To do:
Quote every line of the data below as it stands, omitting pictures.

Available data:
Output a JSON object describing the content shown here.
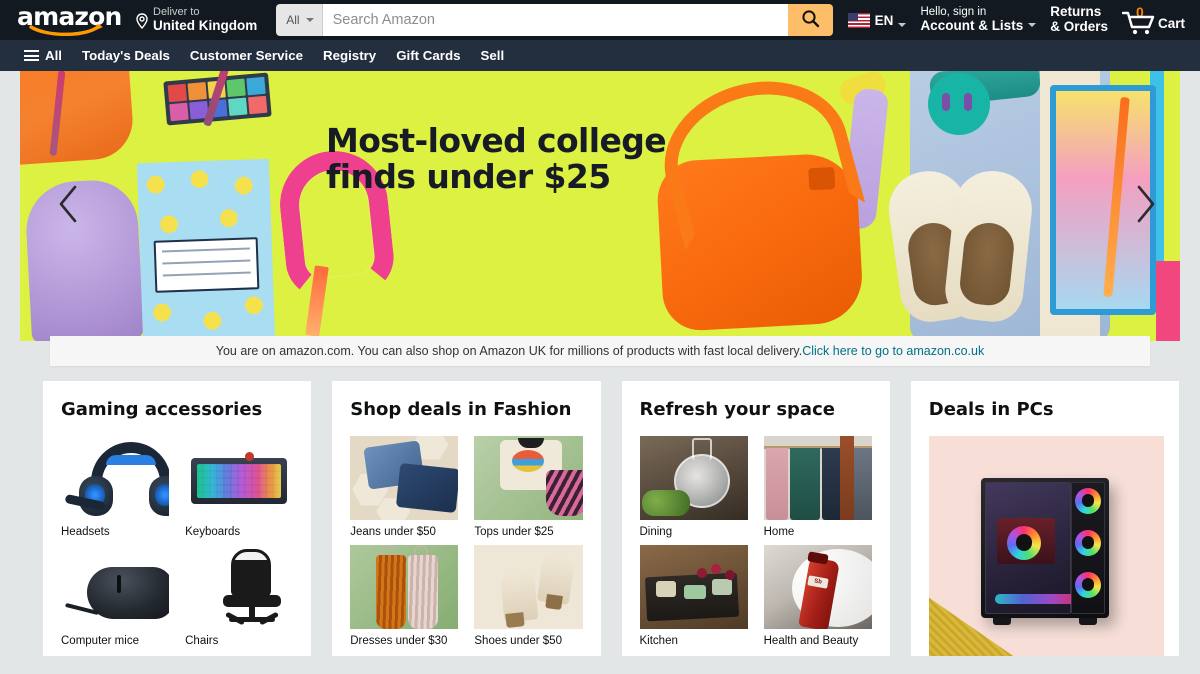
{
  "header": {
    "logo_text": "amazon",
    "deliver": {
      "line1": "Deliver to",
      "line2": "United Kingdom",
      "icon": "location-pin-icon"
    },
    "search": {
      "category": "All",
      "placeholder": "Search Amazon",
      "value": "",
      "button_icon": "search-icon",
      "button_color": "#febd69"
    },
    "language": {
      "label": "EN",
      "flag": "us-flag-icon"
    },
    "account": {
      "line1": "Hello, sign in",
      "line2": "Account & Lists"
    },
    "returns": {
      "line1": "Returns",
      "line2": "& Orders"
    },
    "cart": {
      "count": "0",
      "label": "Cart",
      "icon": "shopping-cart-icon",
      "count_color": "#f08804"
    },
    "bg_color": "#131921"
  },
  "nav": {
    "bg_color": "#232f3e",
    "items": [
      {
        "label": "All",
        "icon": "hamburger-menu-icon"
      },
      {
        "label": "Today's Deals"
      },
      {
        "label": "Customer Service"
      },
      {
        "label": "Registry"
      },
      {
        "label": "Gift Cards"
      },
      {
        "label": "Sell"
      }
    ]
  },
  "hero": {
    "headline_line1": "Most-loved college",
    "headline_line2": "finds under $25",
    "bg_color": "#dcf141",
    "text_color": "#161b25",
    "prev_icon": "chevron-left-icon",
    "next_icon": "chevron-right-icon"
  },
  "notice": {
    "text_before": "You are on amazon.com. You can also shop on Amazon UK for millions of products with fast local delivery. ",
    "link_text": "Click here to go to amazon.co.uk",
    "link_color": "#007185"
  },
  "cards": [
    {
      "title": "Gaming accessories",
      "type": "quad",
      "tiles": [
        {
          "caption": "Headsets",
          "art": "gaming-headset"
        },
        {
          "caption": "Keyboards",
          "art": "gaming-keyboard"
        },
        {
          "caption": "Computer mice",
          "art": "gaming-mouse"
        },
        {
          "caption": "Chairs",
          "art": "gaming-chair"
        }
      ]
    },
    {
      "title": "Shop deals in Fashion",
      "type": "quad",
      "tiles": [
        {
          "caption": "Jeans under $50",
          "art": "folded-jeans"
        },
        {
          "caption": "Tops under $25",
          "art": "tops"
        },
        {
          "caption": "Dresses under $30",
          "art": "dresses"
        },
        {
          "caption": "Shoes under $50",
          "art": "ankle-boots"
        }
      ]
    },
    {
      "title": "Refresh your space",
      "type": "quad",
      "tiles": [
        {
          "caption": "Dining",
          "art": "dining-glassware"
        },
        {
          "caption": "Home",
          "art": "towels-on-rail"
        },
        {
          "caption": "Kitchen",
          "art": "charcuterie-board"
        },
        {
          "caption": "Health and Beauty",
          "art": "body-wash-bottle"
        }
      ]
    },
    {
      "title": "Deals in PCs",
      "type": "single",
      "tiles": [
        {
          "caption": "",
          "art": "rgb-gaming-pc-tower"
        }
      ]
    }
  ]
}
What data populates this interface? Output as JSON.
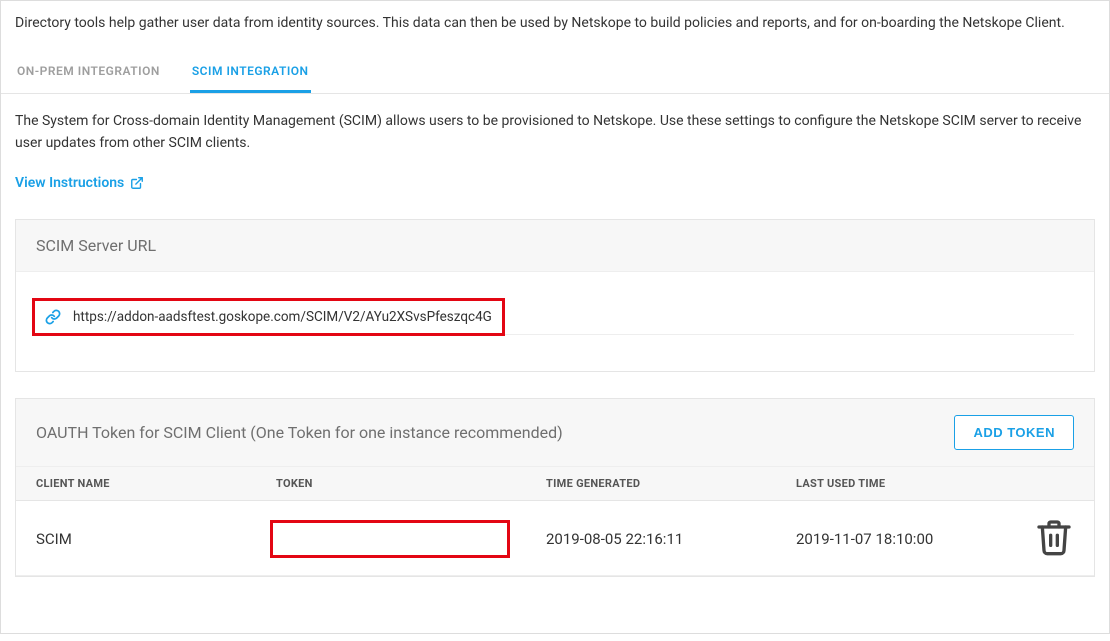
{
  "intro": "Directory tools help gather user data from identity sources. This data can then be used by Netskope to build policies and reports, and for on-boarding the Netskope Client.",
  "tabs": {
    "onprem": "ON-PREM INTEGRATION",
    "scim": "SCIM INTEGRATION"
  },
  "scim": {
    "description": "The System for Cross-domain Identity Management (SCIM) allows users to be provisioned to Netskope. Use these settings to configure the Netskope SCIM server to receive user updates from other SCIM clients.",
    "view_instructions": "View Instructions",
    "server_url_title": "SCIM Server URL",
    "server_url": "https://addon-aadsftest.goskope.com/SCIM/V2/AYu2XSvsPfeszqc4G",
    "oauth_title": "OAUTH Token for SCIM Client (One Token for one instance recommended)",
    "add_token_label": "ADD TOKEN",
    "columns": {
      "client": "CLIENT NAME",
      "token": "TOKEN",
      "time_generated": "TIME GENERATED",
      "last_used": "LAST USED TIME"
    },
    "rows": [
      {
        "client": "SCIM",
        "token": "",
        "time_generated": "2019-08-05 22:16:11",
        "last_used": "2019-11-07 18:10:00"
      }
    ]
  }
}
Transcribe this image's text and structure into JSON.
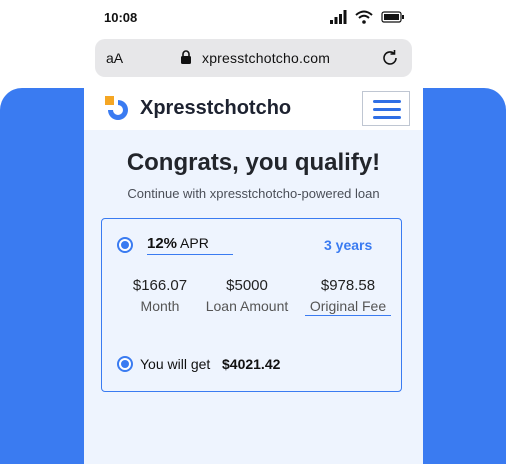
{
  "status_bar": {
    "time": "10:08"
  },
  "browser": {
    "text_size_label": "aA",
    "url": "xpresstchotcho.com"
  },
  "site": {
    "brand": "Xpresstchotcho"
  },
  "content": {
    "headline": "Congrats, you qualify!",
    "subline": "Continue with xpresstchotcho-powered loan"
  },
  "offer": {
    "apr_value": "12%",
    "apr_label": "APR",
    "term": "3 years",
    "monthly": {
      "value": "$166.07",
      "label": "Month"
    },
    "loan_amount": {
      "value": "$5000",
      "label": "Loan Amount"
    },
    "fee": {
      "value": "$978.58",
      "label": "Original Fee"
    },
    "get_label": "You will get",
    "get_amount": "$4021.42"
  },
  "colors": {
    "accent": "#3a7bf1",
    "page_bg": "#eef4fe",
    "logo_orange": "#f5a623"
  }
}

Solved exercise:
Output a JSON object describing the content shown here.
{
  "header": {
    "logo_text": "amazon",
    "deliver": {
      "line1": "Deliver to",
      "line2": "United Kingdom",
      "icon": "location-pin-icon"
    },
    "search": {
      "category": "All",
      "placeholder": "Search Amazon",
      "value": "",
      "button_icon": "search-icon",
      "button_color": "#febd69"
    },
    "language": {
      "label": "EN",
      "flag": "us-flag-icon"
    },
    "account": {
      "line1": "Hello, sign in",
      "line2": "Account & Lists"
    },
    "returns": {
      "line1": "Returns",
      "line2": "& Orders"
    },
    "cart": {
      "count": "0",
      "label": "Cart",
      "icon": "shopping-cart-icon",
      "count_color": "#f08804"
    },
    "bg_color": "#131921"
  },
  "nav": {
    "bg_color": "#232f3e",
    "items": [
      {
        "label": "All",
        "icon": "hamburger-menu-icon"
      },
      {
        "label": "Today's Deals"
      },
      {
        "label": "Customer Service"
      },
      {
        "label": "Registry"
      },
      {
        "label": "Gift Cards"
      },
      {
        "label": "Sell"
      }
    ]
  },
  "hero": {
    "headline_line1": "Most-loved college",
    "headline_line2": "finds under $25",
    "bg_color": "#dcf141",
    "text_color": "#161b25",
    "prev_icon": "chevron-left-icon",
    "next_icon": "chevron-right-icon"
  },
  "notice": {
    "text_before": "You are on amazon.com. You can also shop on Amazon UK for millions of products with fast local delivery. ",
    "link_text": "Click here to go to amazon.co.uk",
    "link_color": "#007185"
  },
  "cards": [
    {
      "title": "Gaming accessories",
      "type": "quad",
      "tiles": [
        {
          "caption": "Headsets",
          "art": "gaming-headset"
        },
        {
          "caption": "Keyboards",
          "art": "gaming-keyboard"
        },
        {
          "caption": "Computer mice",
          "art": "gaming-mouse"
        },
        {
          "caption": "Chairs",
          "art": "gaming-chair"
        }
      ]
    },
    {
      "title": "Shop deals in Fashion",
      "type": "quad",
      "tiles": [
        {
          "caption": "Jeans under $50",
          "art": "folded-jeans"
        },
        {
          "caption": "Tops under $25",
          "art": "tops"
        },
        {
          "caption": "Dresses under $30",
          "art": "dresses"
        },
        {
          "caption": "Shoes under $50",
          "art": "ankle-boots"
        }
      ]
    },
    {
      "title": "Refresh your space",
      "type": "quad",
      "tiles": [
        {
          "caption": "Dining",
          "art": "dining-glassware"
        },
        {
          "caption": "Home",
          "art": "towels-on-rail"
        },
        {
          "caption": "Kitchen",
          "art": "charcuterie-board"
        },
        {
          "caption": "Health and Beauty",
          "art": "body-wash-bottle"
        }
      ]
    },
    {
      "title": "Deals in PCs",
      "type": "single",
      "tiles": [
        {
          "caption": "",
          "art": "rgb-gaming-pc-tower"
        }
      ]
    }
  ]
}
What data populates this interface? Output as JSON.
{
  "intro": "Directory tools help gather user data from identity sources. This data can then be used by Netskope to build policies and reports, and for on-boarding the Netskope Client.",
  "tabs": {
    "onprem": "ON-PREM INTEGRATION",
    "scim": "SCIM INTEGRATION"
  },
  "scim": {
    "description": "The System for Cross-domain Identity Management (SCIM) allows users to be provisioned to Netskope. Use these settings to configure the Netskope SCIM server to receive user updates from other SCIM clients.",
    "view_instructions": "View Instructions",
    "server_url_title": "SCIM Server URL",
    "server_url": "https://addon-aadsftest.goskope.com/SCIM/V2/AYu2XSvsPfeszqc4G",
    "oauth_title": "OAUTH Token for SCIM Client (One Token for one instance recommended)",
    "add_token_label": "ADD TOKEN",
    "columns": {
      "client": "CLIENT NAME",
      "token": "TOKEN",
      "time_generated": "TIME GENERATED",
      "last_used": "LAST USED TIME"
    },
    "rows": [
      {
        "client": "SCIM",
        "token": "",
        "time_generated": "2019-08-05 22:16:11",
        "last_used": "2019-11-07 18:10:00"
      }
    ]
  }
}
Transcribe this image's text and structure into JSON.
{
  "status_bar": {
    "time": "10:08"
  },
  "browser": {
    "text_size_label": "aA",
    "url": "xpresstchotcho.com"
  },
  "site": {
    "brand": "Xpresstchotcho"
  },
  "content": {
    "headline": "Congrats, you qualify!",
    "subline": "Continue with xpresstchotcho-powered loan"
  },
  "offer": {
    "apr_value": "12%",
    "apr_label": "APR",
    "term": "3 years",
    "monthly": {
      "value": "$166.07",
      "label": "Month"
    },
    "loan_amount": {
      "value": "$5000",
      "label": "Loan Amount"
    },
    "fee": {
      "value": "$978.58",
      "label": "Original Fee"
    },
    "get_label": "You will get",
    "get_amount": "$4021.42"
  },
  "colors": {
    "accent": "#3a7bf1",
    "page_bg": "#eef4fe",
    "logo_orange": "#f5a623"
  }
}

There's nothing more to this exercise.